> _Directions_
In the entries below, find the lines with the word "JSON" and copy them.
# Data for processing start
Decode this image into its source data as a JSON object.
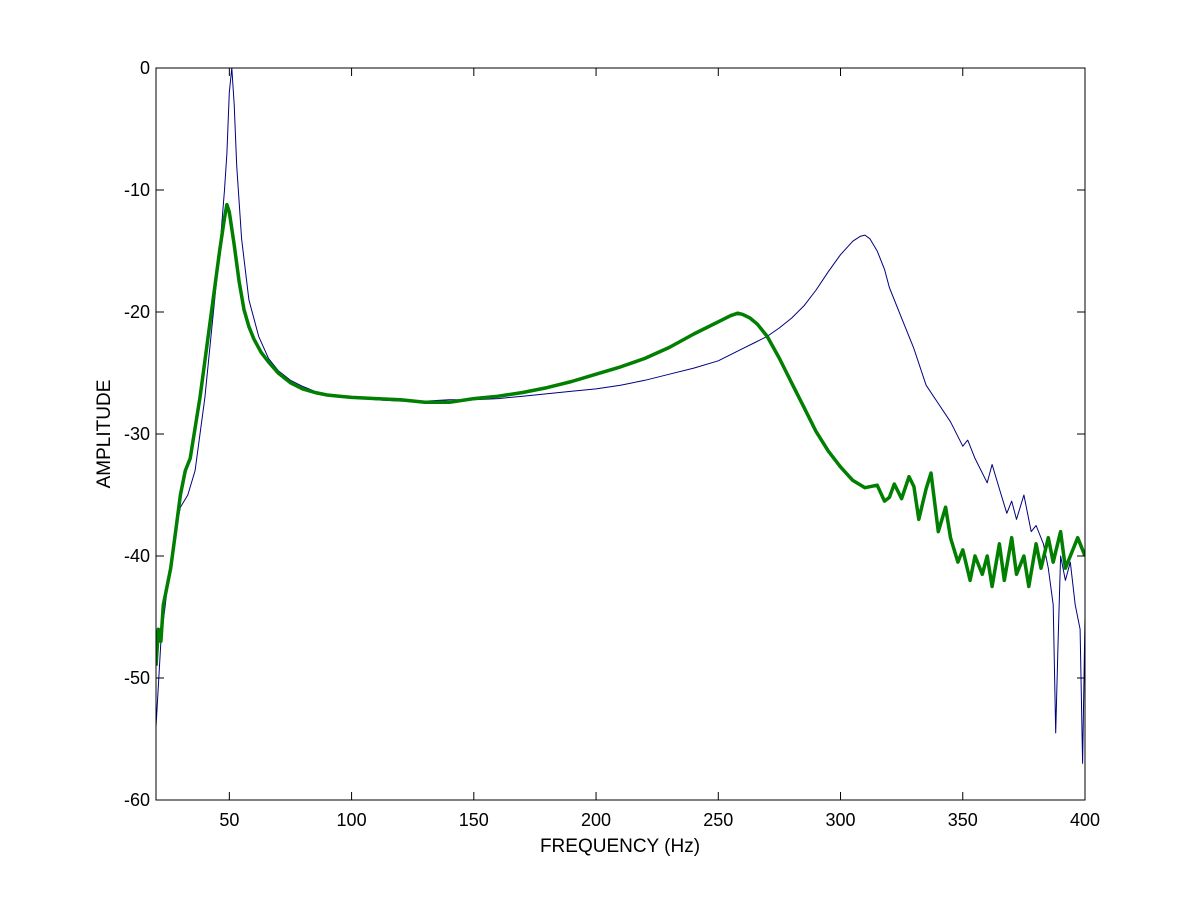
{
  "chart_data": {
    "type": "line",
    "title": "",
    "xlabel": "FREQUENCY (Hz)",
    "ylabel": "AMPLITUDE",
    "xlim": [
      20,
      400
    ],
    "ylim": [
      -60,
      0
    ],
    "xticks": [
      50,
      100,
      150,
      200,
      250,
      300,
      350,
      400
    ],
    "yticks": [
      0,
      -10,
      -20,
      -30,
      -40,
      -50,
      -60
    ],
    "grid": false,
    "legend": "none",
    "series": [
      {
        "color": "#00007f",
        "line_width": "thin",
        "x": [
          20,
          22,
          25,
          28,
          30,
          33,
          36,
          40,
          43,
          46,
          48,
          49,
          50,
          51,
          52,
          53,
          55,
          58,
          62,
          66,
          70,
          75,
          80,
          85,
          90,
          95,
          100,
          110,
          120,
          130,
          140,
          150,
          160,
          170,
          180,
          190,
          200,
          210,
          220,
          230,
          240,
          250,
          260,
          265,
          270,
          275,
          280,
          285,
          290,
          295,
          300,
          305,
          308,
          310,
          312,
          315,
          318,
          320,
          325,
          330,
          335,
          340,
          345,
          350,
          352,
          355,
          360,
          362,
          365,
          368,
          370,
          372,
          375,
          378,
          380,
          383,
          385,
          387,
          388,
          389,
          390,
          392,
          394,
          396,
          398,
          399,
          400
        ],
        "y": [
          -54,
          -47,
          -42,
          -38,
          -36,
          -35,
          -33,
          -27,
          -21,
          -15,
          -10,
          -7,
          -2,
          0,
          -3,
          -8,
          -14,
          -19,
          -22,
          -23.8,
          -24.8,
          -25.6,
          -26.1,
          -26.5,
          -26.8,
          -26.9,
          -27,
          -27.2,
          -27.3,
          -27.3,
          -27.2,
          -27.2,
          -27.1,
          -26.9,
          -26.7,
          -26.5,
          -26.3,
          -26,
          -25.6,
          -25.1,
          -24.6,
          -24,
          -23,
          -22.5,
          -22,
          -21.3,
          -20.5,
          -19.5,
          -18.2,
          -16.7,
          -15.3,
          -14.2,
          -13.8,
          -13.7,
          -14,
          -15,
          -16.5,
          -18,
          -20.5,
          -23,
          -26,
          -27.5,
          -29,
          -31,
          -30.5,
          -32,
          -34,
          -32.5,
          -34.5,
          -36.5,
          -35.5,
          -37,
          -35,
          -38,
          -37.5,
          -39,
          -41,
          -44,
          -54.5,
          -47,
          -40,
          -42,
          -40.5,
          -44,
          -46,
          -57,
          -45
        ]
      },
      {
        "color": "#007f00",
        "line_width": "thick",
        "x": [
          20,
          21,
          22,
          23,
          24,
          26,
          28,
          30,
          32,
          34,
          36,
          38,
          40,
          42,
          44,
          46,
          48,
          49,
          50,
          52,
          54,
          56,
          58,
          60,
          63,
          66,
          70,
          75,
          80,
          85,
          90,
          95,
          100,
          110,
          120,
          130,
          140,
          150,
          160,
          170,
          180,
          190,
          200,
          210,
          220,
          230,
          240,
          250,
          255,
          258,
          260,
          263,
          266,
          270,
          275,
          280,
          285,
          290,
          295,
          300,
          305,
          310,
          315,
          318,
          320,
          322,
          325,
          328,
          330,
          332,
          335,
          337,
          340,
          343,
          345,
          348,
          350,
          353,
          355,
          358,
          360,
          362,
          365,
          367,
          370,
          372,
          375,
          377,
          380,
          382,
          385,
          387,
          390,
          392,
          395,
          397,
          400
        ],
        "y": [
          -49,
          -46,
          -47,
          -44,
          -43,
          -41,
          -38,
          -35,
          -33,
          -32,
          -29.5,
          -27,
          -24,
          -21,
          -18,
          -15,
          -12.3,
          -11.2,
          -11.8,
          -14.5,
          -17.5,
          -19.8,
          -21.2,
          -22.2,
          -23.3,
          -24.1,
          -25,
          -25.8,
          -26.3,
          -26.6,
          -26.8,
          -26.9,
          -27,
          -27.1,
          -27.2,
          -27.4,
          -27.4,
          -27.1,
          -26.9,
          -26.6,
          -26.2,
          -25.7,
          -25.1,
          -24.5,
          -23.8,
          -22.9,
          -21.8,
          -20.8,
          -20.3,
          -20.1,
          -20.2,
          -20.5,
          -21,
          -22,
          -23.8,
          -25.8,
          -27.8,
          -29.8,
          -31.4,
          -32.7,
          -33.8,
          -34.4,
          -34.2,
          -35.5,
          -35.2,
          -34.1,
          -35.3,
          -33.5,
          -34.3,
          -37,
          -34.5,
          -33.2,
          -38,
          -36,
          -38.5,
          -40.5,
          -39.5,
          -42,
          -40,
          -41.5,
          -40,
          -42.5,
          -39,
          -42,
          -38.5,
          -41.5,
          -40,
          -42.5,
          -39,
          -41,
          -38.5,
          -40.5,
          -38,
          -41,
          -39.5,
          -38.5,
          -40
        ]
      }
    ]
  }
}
# Data for processing end
# Data for processing start
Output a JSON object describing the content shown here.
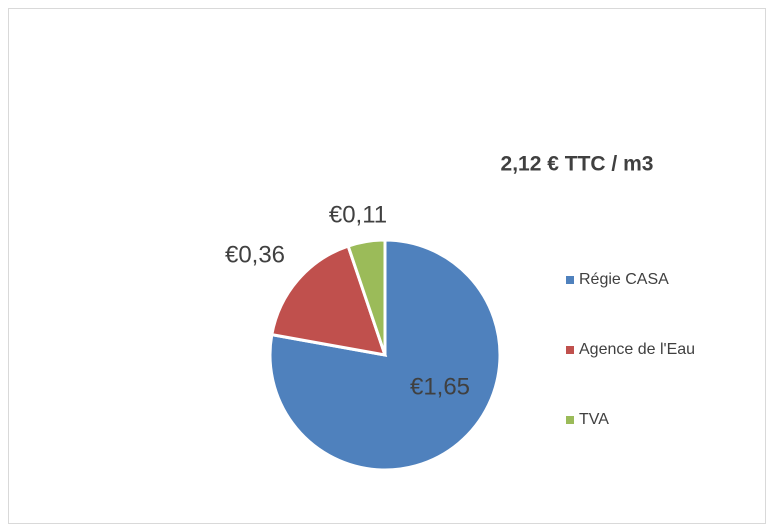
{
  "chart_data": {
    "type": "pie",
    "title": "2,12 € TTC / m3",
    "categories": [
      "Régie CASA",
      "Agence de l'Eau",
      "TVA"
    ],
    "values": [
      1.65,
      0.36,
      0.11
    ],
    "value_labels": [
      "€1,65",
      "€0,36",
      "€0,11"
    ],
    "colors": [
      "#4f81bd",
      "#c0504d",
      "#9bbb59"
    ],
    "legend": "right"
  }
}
# Data for processing end
> _Answer to this task_
Decode this image into its source data as a JSON object.
Output a JSON object describing the content shown here.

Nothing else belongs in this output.